**WHAT TO PRODUCE**
Copy out all lines that carry the word "this".
★ ★ ★
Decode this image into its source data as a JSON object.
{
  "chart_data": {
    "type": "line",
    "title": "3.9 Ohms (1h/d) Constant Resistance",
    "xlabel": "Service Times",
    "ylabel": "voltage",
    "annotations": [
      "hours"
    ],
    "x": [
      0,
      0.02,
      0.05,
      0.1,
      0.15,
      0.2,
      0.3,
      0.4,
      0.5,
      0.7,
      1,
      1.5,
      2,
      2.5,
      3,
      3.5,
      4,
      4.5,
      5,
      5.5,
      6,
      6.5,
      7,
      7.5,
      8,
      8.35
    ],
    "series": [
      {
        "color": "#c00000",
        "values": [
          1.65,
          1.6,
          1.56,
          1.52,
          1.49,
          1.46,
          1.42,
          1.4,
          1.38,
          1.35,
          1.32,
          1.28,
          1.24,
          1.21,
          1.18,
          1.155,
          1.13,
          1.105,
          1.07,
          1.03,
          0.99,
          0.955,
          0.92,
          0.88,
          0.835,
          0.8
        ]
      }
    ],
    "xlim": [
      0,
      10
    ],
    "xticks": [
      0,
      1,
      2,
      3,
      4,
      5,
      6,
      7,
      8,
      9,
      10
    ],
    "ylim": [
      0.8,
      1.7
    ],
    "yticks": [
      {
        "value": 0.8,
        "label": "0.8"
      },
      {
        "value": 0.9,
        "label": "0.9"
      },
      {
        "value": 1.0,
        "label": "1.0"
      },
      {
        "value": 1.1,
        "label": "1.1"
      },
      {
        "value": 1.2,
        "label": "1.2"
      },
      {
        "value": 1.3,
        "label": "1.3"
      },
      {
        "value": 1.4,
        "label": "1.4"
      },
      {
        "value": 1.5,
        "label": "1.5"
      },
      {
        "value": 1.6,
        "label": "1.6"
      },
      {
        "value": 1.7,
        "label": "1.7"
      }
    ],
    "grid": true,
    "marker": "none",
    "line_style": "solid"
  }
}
★ ★ ★
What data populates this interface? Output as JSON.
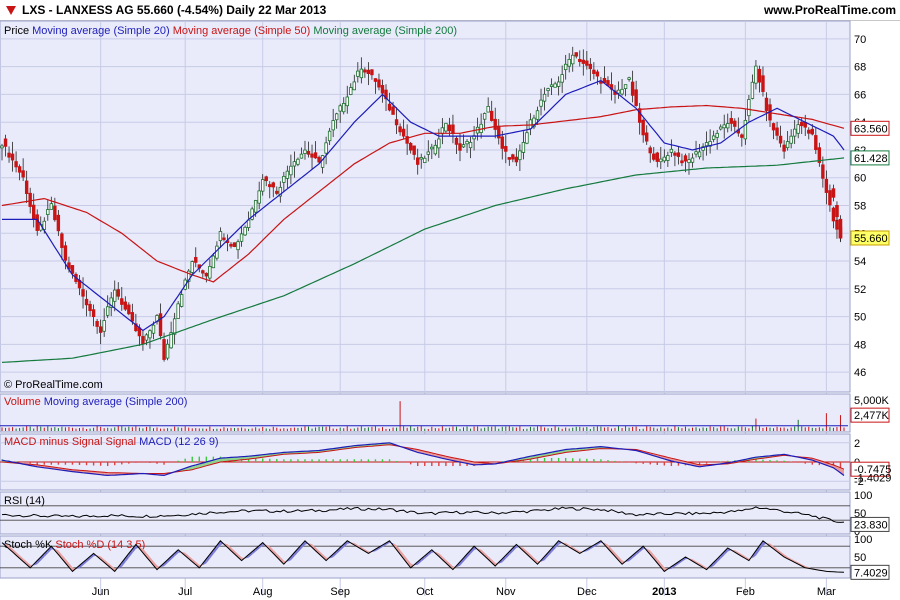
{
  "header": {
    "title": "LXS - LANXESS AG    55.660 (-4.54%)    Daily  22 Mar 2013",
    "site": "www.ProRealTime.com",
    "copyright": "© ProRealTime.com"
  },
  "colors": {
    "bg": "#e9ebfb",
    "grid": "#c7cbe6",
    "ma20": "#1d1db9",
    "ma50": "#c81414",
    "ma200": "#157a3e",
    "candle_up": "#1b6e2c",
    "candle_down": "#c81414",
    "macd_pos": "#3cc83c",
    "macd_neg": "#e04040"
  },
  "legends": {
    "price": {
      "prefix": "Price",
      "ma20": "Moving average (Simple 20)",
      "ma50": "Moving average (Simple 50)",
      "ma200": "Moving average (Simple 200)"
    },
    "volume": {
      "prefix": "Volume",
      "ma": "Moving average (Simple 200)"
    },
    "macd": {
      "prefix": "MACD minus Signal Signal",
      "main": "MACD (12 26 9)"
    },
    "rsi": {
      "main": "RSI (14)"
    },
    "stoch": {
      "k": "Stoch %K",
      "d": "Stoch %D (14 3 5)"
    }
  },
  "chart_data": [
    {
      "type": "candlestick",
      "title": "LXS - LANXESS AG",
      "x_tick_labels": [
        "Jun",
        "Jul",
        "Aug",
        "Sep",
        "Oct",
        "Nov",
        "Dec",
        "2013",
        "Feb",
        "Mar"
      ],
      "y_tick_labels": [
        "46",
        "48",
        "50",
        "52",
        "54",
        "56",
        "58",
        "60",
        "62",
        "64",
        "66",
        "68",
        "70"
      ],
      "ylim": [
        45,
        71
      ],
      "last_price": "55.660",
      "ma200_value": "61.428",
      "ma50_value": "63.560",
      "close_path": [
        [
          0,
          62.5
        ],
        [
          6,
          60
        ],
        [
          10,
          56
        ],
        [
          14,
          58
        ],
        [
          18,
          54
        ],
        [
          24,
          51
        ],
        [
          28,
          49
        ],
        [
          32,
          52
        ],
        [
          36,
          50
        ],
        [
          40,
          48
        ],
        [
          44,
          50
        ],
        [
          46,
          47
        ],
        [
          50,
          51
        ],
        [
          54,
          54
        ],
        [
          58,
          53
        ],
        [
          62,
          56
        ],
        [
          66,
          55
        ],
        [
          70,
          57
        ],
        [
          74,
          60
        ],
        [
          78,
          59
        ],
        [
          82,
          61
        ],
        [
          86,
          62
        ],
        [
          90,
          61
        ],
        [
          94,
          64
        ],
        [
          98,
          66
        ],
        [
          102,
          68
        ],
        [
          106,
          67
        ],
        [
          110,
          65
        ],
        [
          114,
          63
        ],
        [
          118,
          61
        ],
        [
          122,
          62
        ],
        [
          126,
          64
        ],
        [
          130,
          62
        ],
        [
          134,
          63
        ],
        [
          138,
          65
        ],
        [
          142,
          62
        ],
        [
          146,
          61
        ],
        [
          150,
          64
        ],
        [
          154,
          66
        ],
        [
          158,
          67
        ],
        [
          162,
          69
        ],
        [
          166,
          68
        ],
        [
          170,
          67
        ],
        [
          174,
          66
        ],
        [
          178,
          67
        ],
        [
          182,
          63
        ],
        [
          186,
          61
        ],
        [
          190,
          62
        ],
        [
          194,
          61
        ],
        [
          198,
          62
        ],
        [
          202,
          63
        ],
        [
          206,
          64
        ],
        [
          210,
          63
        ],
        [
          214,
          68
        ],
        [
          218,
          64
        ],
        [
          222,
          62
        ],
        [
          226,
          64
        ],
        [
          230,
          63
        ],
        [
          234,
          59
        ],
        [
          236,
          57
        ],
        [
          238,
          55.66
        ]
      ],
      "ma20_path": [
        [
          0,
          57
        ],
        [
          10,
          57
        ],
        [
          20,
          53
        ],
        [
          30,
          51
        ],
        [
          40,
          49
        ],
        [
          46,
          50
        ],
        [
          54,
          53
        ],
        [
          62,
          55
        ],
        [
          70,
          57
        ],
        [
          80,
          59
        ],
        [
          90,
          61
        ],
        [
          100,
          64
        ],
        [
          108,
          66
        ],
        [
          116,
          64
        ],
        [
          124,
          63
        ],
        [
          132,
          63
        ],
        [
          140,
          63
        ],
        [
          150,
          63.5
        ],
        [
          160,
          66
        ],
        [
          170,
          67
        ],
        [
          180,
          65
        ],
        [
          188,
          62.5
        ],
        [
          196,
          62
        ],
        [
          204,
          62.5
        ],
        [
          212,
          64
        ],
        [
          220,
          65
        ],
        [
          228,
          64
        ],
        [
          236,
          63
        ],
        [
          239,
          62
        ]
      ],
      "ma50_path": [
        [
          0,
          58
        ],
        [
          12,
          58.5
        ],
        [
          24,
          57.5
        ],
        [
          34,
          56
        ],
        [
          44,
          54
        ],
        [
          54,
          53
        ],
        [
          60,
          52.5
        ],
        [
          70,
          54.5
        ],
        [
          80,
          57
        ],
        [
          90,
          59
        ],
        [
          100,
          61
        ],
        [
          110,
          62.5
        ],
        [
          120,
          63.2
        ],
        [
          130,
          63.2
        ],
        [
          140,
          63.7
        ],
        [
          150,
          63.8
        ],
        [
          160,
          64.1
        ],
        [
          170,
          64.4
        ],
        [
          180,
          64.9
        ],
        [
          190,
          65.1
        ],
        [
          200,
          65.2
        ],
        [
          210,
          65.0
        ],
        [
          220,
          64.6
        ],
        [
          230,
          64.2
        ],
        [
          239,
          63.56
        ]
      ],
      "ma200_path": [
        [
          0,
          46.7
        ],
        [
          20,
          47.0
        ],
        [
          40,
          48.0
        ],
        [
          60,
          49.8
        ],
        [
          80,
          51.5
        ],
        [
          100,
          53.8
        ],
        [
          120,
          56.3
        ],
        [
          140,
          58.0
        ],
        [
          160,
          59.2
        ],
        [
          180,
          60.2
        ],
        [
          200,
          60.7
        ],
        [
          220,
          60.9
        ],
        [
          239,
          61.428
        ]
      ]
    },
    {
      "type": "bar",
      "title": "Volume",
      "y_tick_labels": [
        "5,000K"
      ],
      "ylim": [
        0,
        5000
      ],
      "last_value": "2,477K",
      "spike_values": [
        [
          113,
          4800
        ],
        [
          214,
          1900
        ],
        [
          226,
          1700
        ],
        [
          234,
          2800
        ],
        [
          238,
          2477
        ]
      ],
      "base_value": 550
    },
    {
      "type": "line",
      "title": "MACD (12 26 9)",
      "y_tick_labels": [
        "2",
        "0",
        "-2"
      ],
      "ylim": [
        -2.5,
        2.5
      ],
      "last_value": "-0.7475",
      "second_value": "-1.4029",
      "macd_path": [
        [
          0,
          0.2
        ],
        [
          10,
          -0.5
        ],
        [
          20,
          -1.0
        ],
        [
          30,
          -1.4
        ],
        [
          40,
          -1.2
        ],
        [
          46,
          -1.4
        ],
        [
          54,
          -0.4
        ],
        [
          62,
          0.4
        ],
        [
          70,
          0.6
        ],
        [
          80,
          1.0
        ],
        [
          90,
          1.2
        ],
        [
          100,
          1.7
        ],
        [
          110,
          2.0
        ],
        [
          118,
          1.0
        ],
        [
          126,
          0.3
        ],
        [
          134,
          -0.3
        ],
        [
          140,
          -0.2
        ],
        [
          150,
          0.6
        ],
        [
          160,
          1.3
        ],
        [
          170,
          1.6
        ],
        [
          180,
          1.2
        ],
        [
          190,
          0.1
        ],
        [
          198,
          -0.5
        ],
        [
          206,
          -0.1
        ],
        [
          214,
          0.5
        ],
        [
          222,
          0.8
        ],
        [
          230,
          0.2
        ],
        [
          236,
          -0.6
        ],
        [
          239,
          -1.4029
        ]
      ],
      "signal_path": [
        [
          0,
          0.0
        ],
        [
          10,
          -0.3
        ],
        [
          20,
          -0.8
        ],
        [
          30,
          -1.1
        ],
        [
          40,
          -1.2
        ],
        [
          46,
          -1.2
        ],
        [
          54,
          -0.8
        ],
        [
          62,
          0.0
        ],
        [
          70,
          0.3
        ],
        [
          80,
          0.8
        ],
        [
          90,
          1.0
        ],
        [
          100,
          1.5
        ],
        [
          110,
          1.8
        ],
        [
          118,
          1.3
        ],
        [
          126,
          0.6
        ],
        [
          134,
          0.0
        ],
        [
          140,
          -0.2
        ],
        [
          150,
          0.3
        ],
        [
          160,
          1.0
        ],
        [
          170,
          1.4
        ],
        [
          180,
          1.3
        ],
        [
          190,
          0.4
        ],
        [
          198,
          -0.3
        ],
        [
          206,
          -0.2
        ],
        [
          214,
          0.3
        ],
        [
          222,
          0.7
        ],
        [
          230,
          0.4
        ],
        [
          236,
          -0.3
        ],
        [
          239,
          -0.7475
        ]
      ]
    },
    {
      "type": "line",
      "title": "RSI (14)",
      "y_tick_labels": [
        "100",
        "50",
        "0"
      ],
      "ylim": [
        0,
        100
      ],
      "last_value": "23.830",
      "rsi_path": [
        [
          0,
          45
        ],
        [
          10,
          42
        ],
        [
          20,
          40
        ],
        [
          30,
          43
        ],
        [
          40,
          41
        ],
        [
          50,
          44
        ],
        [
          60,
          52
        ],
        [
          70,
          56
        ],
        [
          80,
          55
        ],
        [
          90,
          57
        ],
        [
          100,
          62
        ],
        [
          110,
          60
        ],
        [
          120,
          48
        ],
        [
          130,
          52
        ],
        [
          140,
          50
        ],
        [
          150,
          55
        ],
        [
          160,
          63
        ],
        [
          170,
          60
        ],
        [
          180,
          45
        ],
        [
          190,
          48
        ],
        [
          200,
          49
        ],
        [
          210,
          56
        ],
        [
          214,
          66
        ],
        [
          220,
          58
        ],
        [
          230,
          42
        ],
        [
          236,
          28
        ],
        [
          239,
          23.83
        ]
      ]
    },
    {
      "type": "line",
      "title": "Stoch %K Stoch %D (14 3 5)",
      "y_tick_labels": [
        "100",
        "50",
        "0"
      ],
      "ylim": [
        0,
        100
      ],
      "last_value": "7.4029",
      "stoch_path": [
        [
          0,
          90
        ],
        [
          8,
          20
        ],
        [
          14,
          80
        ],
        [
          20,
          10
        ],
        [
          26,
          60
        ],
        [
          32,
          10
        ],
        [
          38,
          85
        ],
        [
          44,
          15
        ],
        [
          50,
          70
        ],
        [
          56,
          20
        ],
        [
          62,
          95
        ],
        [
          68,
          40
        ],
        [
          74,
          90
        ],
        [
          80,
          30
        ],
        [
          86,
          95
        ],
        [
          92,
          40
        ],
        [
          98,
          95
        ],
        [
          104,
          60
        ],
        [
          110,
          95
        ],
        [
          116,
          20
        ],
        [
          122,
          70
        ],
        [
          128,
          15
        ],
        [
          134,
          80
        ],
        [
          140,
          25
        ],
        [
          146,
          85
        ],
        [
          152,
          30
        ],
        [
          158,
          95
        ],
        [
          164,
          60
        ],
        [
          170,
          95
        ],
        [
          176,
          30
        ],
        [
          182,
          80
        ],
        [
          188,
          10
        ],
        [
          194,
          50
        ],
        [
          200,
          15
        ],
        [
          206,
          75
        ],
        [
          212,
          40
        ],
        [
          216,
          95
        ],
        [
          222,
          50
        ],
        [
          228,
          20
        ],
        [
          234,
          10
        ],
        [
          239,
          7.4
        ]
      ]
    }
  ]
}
★ ★ ★
**RESULT OF THE TASK**
Decode this image into its source data as a JSON object.
What data populates this interface? Output as JSON.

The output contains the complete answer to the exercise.